#### Directions:
Transcribe the lines starting at the line that contains "Patent image size: (804, 421)." and ending at the line that contains "The hook 26 is at (190, 280).", both included, and no others.

[Data records]
• • • • • • •

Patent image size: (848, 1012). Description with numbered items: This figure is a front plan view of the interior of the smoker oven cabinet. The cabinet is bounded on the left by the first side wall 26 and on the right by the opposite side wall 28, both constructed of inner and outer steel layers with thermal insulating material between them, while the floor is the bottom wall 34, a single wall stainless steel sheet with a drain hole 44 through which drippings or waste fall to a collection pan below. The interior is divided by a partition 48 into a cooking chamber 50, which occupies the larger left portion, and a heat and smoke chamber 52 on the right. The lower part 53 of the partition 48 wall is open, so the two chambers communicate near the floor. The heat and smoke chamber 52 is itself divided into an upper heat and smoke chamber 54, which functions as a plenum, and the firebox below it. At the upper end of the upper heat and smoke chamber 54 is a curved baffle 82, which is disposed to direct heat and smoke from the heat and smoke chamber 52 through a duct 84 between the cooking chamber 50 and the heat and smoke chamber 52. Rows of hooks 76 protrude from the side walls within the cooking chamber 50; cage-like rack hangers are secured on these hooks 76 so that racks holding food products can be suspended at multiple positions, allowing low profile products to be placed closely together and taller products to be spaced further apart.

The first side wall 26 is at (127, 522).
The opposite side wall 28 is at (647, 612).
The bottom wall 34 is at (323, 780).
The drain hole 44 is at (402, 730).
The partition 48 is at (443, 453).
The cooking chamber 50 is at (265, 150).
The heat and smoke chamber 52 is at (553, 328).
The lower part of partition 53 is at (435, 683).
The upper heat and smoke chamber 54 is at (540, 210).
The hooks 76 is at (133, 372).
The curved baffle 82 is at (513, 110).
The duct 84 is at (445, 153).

• • • • • • •

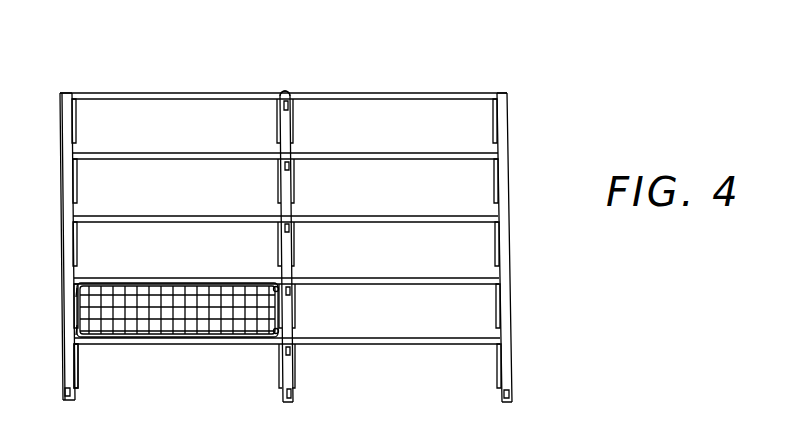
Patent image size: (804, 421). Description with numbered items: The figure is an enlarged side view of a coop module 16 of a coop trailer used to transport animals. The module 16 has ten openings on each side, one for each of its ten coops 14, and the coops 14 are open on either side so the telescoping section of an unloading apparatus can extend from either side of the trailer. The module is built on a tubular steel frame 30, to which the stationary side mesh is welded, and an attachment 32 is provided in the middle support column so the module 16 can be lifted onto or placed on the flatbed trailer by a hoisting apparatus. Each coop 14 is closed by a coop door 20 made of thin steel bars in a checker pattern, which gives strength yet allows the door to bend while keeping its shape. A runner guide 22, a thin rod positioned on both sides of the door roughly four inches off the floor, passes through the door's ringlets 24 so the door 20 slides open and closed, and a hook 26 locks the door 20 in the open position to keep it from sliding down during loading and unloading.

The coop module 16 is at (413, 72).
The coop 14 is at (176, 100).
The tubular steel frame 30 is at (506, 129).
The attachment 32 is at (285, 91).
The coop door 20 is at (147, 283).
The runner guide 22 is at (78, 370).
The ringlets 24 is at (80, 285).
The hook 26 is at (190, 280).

• • • • • • •

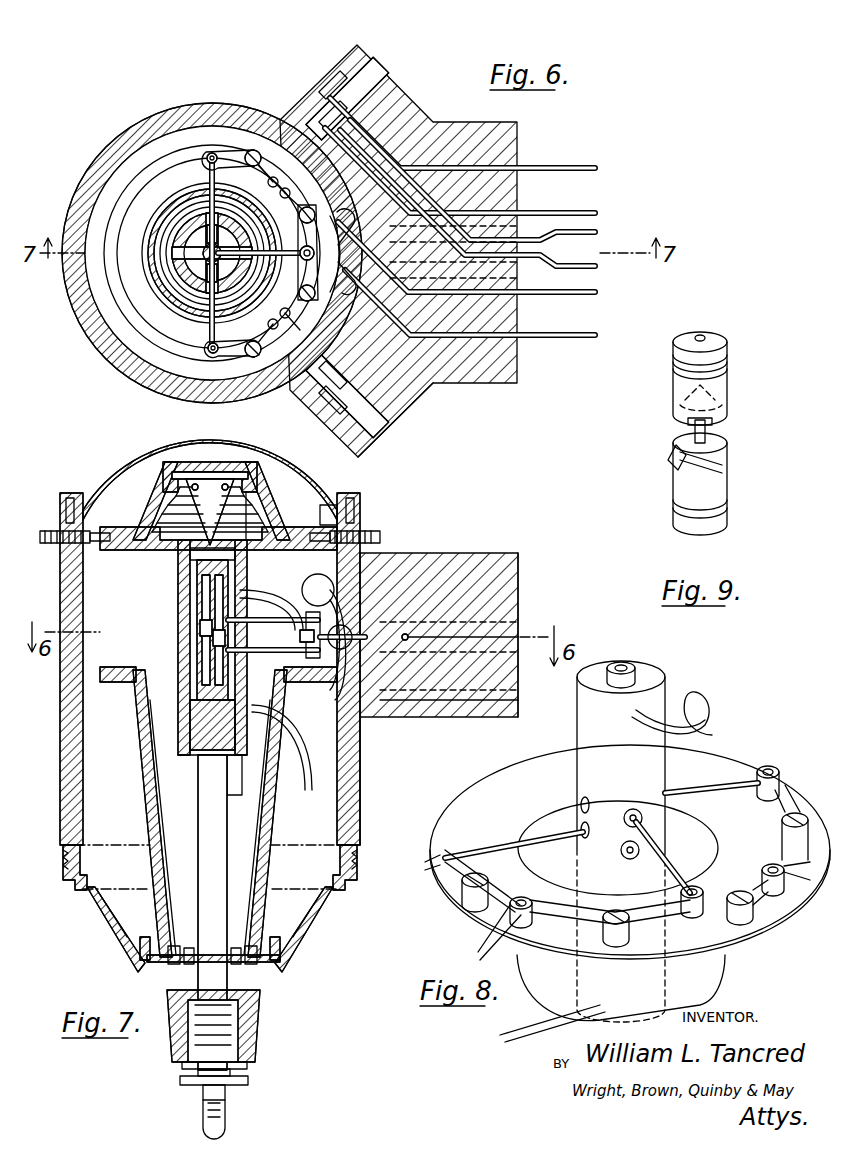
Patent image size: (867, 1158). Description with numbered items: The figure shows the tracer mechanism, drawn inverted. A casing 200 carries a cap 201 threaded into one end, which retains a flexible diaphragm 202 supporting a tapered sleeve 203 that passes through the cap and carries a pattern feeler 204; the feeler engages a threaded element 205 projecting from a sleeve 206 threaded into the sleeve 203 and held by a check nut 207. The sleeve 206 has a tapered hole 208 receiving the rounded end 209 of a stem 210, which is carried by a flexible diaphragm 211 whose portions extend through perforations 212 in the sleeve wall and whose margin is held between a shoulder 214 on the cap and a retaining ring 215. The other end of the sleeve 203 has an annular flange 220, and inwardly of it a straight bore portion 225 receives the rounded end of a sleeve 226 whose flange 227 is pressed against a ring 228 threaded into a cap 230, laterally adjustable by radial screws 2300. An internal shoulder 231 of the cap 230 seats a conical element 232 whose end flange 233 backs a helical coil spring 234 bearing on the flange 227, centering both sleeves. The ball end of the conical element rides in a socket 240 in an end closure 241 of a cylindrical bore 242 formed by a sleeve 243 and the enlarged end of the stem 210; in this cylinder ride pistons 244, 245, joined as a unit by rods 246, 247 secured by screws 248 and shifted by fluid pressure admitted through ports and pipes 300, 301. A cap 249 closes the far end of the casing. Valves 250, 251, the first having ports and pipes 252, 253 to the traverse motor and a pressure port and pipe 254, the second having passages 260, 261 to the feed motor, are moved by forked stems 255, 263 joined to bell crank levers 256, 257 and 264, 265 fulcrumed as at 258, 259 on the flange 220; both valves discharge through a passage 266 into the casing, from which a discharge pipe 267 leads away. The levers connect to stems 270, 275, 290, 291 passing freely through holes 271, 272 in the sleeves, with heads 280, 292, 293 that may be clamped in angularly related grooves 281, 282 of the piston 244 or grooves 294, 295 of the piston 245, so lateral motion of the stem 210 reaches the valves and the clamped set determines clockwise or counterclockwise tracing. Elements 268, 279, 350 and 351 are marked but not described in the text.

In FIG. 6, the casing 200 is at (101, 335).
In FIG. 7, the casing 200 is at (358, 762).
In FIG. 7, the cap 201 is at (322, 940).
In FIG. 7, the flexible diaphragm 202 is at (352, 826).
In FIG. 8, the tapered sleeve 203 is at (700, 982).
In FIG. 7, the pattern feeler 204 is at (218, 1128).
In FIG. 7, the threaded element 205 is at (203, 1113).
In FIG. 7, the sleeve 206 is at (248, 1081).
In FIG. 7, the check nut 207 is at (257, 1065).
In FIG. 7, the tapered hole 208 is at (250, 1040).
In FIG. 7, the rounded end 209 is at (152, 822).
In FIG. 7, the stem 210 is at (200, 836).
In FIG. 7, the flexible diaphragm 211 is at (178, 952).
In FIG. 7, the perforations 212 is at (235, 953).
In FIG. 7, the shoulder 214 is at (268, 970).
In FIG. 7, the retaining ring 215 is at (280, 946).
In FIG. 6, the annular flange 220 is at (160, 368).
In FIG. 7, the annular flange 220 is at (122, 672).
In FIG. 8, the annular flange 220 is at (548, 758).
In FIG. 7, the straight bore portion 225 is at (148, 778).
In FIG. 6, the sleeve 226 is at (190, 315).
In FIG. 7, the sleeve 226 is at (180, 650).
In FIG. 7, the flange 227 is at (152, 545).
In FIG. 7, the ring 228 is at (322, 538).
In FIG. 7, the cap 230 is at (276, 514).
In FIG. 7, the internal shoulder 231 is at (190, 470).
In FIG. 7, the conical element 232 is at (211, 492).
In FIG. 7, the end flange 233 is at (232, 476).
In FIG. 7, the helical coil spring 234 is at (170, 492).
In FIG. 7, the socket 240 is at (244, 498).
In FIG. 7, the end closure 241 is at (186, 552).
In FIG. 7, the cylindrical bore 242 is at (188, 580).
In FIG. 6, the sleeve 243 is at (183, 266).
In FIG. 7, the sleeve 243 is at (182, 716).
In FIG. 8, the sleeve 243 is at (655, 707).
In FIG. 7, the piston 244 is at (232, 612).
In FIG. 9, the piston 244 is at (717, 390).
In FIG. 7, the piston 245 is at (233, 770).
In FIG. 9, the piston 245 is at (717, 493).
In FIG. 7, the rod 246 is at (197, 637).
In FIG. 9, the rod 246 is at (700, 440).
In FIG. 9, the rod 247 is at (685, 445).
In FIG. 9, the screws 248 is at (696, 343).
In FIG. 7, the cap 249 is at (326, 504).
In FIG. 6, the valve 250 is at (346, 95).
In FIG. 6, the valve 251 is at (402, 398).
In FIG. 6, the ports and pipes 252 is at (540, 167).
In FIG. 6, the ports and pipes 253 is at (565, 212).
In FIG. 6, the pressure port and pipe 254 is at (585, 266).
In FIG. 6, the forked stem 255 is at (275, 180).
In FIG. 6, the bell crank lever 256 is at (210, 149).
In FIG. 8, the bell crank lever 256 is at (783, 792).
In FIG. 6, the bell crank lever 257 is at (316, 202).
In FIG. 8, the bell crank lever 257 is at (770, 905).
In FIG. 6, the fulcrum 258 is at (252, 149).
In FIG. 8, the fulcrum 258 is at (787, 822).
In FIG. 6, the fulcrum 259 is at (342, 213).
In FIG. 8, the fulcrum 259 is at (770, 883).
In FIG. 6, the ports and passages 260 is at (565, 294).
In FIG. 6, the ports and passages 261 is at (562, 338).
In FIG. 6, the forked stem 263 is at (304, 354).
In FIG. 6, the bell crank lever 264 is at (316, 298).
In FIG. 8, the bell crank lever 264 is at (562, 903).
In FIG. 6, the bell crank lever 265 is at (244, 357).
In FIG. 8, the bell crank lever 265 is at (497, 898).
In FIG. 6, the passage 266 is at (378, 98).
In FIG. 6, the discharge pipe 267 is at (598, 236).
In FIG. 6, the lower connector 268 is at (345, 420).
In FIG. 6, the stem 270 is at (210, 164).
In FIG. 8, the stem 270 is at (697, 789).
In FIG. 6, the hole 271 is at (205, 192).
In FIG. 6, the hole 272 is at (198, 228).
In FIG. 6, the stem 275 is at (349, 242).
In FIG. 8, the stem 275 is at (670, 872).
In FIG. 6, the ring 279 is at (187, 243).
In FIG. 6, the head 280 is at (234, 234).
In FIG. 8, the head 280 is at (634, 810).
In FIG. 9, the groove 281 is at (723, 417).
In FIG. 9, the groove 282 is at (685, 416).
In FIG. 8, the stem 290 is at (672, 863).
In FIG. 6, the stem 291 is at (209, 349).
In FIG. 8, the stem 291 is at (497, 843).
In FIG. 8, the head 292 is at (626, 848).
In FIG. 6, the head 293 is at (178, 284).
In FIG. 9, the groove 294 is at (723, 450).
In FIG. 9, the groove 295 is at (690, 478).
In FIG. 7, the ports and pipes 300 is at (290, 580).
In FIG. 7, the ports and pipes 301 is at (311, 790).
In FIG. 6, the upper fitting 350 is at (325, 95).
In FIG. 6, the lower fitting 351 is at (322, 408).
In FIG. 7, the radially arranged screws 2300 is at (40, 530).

• • • • • • •

#### Result:
Patent image size: (804, 421). Description with numbered items: The figure is an enlarged side view of a coop module 16 of a coop trailer used to transport animals. The module 16 has ten openings on each side, one for each of its ten coops 14, and the coops 14 are open on either side so the telescoping section of an unloading apparatus can extend from either side of the trailer. The module is built on a tubular steel frame 30, to which the stationary side mesh is welded, and an attachment 32 is provided in the middle support column so the module 16 can be lifted onto or placed on the flatbed trailer by a hoisting apparatus. Each coop 14 is closed by a coop door 20 made of thin steel bars in a checker pattern, which gives strength yet allows the door to bend while keeping its shape. A runner guide 22, a thin rod positioned on both sides of the door roughly four inches off the floor, passes through the door's ringlets 24 so the door 20 slides open and closed, and a hook 26 locks the door 20 in the open position to keep it from sliding down during loading and unloading.

The coop module 16 is at (413, 72).
The coop 14 is at (176, 100).
The tubular steel frame 30 is at (506, 129).
The attachment 32 is at (285, 91).
The coop door 20 is at (147, 283).
The runner guide 22 is at (78, 370).
The ringlets 24 is at (80, 285).
The hook 26 is at (190, 280).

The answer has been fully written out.